## GOAL OF THE EXERCISE
Update the records from the start through the line with "observation-date: Obs-Date: 20120218" by changing every "y-tick-label" to "y-axis-tick", with nothing else altered. Give back only those lines.

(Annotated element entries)
══════════════════════════════
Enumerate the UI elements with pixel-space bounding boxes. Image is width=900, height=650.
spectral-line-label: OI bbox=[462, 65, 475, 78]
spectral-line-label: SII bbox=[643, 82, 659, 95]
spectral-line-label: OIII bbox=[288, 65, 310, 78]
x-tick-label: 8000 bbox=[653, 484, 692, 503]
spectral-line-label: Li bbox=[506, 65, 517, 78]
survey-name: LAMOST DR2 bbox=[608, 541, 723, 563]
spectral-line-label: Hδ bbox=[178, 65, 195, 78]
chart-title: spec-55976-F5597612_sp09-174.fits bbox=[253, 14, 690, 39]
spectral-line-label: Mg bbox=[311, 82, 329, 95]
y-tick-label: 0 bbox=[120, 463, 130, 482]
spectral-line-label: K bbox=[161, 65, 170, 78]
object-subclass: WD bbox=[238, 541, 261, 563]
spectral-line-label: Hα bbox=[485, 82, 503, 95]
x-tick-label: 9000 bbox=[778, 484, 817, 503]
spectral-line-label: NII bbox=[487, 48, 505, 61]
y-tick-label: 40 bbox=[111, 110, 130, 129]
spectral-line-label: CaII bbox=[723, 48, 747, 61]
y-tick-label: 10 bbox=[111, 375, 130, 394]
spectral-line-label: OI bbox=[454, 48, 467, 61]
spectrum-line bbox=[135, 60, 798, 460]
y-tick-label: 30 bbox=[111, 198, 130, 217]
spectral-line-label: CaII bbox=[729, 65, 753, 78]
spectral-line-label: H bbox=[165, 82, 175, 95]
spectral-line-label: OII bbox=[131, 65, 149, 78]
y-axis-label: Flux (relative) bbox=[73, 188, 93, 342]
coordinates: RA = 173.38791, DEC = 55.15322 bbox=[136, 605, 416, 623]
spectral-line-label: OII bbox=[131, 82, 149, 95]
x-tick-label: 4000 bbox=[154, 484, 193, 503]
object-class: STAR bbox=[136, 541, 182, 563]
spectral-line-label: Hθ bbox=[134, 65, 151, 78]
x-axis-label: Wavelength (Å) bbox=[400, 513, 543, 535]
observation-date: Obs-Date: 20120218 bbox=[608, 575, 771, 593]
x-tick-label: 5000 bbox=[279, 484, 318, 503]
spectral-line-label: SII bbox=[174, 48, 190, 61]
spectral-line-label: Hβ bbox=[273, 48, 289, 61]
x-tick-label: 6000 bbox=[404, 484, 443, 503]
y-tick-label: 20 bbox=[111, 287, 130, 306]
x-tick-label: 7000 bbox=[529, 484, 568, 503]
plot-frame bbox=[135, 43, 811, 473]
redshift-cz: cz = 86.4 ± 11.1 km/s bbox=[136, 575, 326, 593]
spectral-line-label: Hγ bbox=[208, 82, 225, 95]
══════════════════════════════
## OUTPUT
Enumerate the UI elements with pixel-space bounding boxes. Image is width=900, height=650.
spectral-line-label: OI bbox=[462, 65, 475, 78]
spectral-line-label: SII bbox=[643, 82, 659, 95]
spectral-line-label: OIII bbox=[288, 65, 310, 78]
x-tick-label: 8000 bbox=[653, 484, 692, 503]
spectral-line-label: Li bbox=[506, 65, 517, 78]
survey-name: LAMOST DR2 bbox=[608, 541, 723, 563]
spectral-line-label: Hδ bbox=[178, 65, 195, 78]
chart-title: spec-55976-F5597612_sp09-174.fits bbox=[253, 14, 690, 39]
spectral-line-label: Mg bbox=[311, 82, 329, 95]
y-axis-tick: 0 bbox=[120, 463, 130, 482]
spectral-line-label: K bbox=[161, 65, 170, 78]
object-subclass: WD bbox=[238, 541, 261, 563]
spectral-line-label: Hα bbox=[485, 82, 503, 95]
x-tick-label: 9000 bbox=[778, 484, 817, 503]
spectral-line-label: NII bbox=[487, 48, 505, 61]
y-axis-tick: 40 bbox=[111, 110, 130, 129]
spectral-line-label: CaII bbox=[723, 48, 747, 61]
y-axis-tick: 10 bbox=[111, 375, 130, 394]
spectral-line-label: OI bbox=[454, 48, 467, 61]
spectrum-line bbox=[135, 60, 798, 460]
y-axis-tick: 30 bbox=[111, 198, 130, 217]
spectral-line-label: CaII bbox=[729, 65, 753, 78]
spectral-line-label: H bbox=[165, 82, 175, 95]
spectral-line-label: OII bbox=[131, 65, 149, 78]
y-axis-label: Flux (relative) bbox=[73, 188, 93, 342]
coordinates: RA = 173.38791, DEC = 55.15322 bbox=[136, 605, 416, 623]
spectral-line-label: OII bbox=[131, 82, 149, 95]
x-tick-label: 4000 bbox=[154, 484, 193, 503]
object-class: STAR bbox=[136, 541, 182, 563]
spectral-line-label: Hθ bbox=[134, 65, 151, 78]
x-axis-label: Wavelength (Å) bbox=[400, 513, 543, 535]
observation-date: Obs-Date: 20120218 bbox=[608, 575, 771, 593]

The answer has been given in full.